# [Task details]
Count every line below that contains "name", then state the total with no other output.

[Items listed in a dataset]
>> begin
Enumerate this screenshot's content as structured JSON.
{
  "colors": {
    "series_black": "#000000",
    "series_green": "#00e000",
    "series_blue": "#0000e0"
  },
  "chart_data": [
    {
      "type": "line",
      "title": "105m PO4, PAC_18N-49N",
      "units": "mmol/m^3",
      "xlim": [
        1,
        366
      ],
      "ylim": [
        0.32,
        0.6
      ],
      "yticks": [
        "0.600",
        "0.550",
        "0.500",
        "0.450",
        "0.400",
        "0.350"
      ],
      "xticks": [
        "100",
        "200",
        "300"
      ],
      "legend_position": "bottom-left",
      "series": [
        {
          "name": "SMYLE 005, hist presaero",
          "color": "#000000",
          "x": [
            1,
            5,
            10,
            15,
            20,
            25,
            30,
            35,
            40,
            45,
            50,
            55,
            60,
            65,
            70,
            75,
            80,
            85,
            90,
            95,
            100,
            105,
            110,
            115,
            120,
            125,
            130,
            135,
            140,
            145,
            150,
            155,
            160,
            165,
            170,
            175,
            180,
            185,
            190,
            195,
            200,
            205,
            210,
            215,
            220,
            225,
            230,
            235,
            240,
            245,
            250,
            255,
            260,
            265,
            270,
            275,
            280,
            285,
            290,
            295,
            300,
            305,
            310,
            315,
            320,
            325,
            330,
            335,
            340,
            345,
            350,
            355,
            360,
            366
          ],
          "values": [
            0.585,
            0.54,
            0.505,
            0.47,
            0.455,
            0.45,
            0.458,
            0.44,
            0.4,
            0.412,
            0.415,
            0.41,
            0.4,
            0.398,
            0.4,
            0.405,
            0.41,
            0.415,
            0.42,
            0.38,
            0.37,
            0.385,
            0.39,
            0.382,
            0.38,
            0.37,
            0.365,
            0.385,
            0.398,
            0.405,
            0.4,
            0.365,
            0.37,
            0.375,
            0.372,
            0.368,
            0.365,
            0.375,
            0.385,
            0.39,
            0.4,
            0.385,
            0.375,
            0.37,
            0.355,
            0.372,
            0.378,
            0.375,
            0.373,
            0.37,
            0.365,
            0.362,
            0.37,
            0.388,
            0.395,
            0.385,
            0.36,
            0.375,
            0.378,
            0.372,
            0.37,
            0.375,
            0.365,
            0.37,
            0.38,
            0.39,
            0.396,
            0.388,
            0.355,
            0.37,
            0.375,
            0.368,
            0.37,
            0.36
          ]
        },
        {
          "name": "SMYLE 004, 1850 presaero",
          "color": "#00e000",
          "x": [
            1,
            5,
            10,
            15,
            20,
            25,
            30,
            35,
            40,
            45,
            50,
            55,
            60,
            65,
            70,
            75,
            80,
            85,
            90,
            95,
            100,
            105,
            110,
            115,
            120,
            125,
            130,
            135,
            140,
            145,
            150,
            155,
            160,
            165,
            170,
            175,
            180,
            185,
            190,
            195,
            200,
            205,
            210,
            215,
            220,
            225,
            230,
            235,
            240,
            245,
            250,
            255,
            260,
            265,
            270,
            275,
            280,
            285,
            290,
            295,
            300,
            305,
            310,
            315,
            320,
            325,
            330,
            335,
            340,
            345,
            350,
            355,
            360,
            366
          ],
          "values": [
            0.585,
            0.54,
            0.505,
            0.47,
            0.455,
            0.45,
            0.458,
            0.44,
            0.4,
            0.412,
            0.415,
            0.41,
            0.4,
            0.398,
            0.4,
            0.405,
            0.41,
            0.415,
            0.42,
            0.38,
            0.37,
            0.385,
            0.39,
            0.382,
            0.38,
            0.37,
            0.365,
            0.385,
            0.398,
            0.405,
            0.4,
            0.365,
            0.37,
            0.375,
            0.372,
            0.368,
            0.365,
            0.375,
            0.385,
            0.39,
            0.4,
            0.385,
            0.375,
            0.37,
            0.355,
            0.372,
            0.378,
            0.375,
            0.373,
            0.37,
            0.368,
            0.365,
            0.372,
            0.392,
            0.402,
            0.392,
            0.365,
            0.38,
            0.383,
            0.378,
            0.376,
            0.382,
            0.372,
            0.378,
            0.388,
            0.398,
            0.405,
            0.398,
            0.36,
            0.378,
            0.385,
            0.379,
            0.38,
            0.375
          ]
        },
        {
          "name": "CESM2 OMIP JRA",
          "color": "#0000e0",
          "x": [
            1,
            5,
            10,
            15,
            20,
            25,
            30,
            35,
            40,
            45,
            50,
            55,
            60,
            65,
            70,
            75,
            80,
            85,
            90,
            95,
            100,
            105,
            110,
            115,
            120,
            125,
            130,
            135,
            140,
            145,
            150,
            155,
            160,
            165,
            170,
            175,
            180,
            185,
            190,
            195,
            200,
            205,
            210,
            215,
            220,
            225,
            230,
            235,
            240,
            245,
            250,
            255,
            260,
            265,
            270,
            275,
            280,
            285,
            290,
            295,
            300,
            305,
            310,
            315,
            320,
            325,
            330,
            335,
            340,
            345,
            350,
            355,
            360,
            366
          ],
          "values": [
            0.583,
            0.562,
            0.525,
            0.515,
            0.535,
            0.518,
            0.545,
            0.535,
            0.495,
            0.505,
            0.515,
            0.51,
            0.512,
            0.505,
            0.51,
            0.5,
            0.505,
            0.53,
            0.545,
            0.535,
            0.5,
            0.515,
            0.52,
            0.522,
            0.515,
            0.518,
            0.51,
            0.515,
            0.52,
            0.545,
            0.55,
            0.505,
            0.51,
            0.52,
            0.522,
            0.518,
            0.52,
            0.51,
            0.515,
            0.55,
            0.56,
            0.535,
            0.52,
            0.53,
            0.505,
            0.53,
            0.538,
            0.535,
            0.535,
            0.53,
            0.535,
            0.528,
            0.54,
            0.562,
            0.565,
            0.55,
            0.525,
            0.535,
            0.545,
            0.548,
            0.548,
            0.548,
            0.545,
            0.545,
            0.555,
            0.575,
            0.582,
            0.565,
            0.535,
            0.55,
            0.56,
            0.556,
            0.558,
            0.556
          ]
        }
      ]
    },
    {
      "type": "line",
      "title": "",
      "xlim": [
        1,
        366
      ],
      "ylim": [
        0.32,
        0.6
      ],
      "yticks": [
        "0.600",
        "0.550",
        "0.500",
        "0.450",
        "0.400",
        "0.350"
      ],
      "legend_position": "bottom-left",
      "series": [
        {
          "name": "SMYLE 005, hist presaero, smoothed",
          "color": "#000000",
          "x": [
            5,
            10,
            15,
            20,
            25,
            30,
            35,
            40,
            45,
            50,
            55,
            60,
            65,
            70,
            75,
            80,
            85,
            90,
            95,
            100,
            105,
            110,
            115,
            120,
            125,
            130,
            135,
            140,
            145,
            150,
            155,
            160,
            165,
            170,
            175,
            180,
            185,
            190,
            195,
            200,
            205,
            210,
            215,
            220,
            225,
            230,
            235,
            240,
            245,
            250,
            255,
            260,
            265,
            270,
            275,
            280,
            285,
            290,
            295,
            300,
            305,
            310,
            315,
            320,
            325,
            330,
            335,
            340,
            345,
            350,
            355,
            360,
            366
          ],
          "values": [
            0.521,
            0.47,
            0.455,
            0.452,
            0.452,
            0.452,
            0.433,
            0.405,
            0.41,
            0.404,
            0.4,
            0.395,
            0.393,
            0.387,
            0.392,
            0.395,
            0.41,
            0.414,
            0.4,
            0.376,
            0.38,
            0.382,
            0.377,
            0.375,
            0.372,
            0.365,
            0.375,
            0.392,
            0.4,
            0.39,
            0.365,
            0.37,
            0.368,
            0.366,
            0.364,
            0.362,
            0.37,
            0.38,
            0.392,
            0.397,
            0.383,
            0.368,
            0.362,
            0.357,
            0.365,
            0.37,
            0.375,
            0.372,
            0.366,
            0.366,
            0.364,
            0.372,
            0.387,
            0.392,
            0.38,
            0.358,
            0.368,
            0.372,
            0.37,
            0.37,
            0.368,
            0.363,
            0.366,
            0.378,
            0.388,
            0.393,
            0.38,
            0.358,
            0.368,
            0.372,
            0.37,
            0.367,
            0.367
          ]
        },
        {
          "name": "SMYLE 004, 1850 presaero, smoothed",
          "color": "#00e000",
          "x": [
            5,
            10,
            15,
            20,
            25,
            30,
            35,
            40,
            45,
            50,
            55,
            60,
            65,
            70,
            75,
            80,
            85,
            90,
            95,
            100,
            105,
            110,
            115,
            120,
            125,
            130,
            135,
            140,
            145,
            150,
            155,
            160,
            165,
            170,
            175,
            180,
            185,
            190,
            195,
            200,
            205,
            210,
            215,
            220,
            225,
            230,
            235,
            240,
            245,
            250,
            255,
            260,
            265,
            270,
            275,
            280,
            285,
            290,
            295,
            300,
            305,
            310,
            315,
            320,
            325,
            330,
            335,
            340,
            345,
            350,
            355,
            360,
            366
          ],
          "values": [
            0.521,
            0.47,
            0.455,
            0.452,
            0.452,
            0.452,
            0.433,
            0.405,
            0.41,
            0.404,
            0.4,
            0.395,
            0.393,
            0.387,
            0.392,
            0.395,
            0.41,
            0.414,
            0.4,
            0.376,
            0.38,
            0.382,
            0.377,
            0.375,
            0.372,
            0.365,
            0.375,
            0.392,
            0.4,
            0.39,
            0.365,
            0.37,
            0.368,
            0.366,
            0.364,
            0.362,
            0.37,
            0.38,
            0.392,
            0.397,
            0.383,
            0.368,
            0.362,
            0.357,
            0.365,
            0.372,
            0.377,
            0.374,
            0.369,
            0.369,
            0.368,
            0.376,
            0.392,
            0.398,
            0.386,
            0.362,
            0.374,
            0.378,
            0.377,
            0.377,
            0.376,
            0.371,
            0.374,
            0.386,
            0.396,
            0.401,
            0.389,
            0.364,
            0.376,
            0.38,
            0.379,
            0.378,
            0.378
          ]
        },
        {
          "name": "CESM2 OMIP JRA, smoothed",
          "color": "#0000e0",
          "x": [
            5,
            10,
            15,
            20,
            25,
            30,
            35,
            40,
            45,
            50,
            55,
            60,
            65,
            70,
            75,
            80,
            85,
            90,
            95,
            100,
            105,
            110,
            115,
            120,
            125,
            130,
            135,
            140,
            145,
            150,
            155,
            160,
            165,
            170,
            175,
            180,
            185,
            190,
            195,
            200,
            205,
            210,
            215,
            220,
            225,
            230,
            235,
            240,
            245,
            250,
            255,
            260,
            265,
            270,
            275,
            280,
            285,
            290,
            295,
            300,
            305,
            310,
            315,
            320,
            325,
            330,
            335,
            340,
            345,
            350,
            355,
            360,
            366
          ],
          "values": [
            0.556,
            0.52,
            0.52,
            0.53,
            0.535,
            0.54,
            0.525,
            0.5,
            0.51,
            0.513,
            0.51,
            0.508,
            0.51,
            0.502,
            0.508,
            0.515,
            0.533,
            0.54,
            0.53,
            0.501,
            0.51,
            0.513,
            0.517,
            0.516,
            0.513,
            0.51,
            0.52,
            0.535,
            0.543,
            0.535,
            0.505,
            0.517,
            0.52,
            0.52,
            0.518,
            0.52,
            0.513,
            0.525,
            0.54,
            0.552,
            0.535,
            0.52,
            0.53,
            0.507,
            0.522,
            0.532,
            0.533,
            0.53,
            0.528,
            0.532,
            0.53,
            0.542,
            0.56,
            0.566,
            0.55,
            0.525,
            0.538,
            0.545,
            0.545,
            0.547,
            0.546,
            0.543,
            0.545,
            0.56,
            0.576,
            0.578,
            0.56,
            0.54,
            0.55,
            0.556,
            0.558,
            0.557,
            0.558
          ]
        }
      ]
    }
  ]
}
>> end
>> begin
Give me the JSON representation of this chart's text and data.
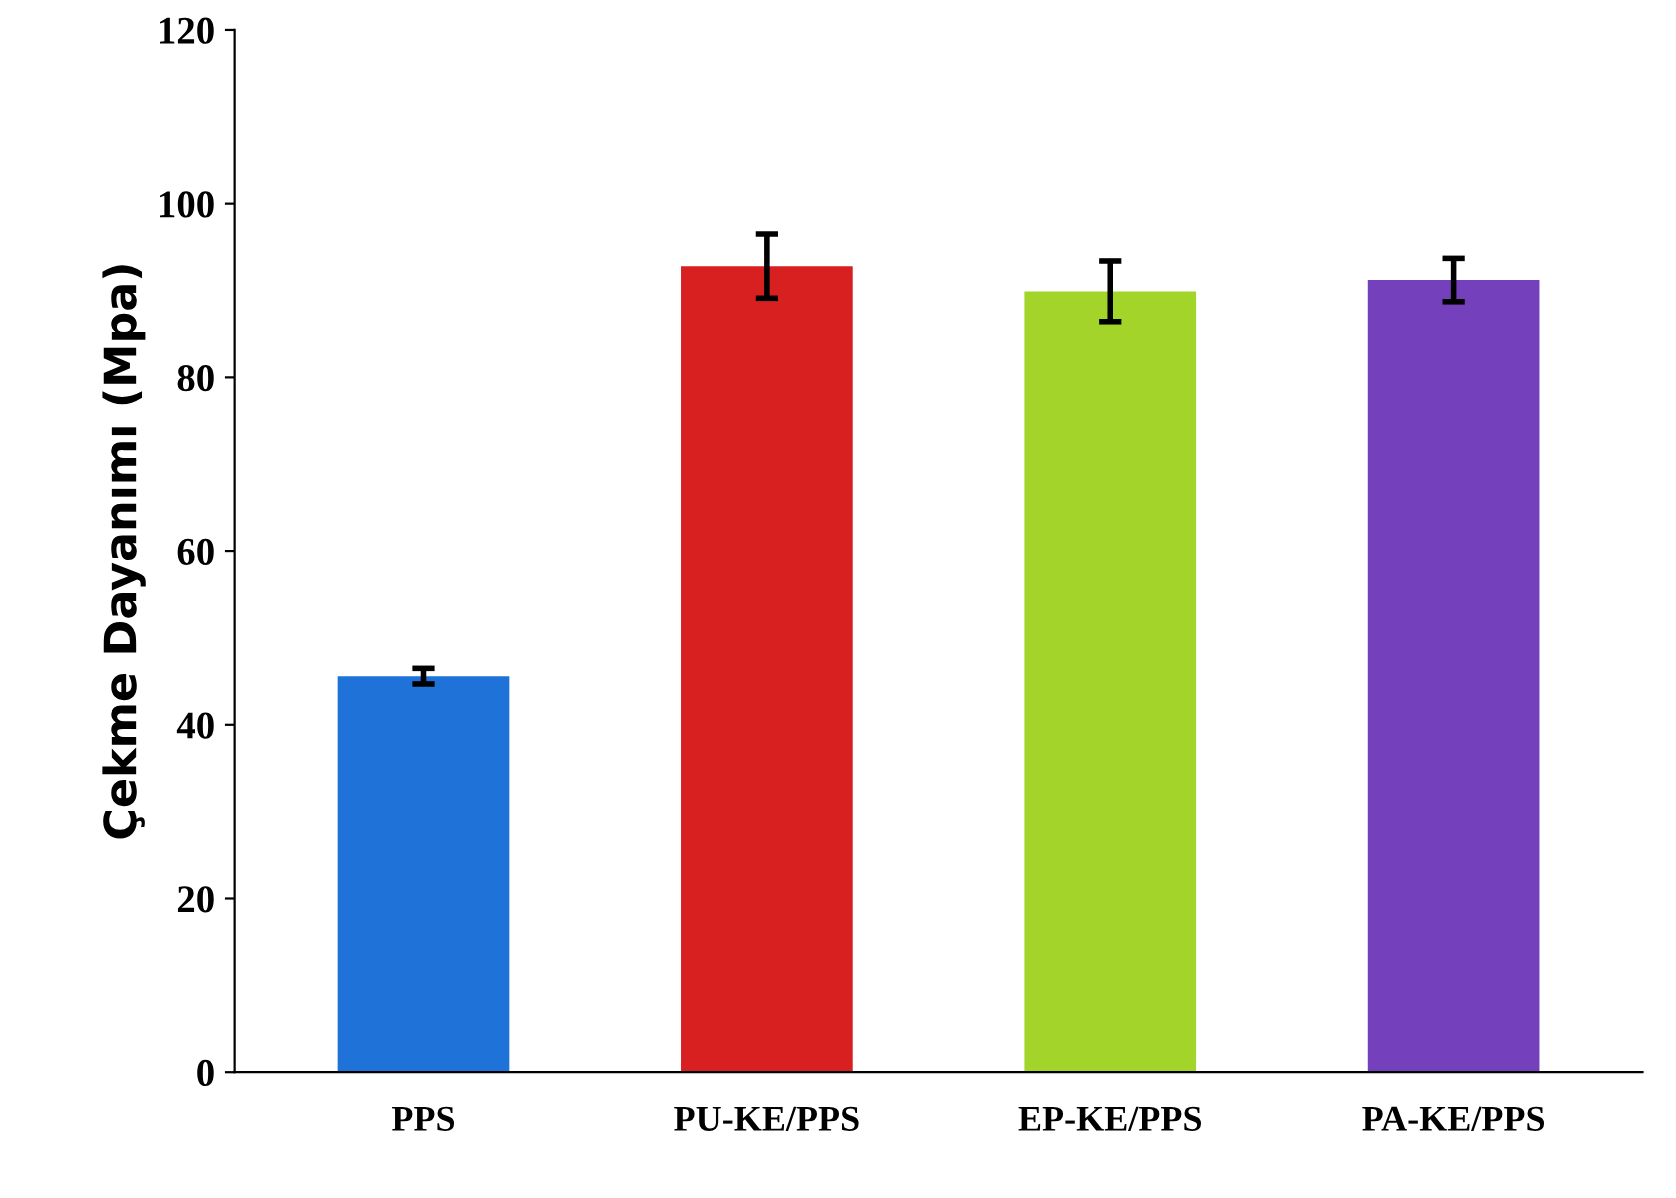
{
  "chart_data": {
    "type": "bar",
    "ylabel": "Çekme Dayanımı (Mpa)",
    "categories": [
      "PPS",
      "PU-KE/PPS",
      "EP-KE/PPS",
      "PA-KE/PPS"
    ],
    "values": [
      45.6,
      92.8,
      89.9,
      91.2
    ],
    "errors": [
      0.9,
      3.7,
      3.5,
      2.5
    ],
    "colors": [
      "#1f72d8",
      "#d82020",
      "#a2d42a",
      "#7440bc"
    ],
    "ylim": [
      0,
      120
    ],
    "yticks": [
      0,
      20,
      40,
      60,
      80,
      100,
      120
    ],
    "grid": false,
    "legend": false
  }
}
>> end
# [Result]
6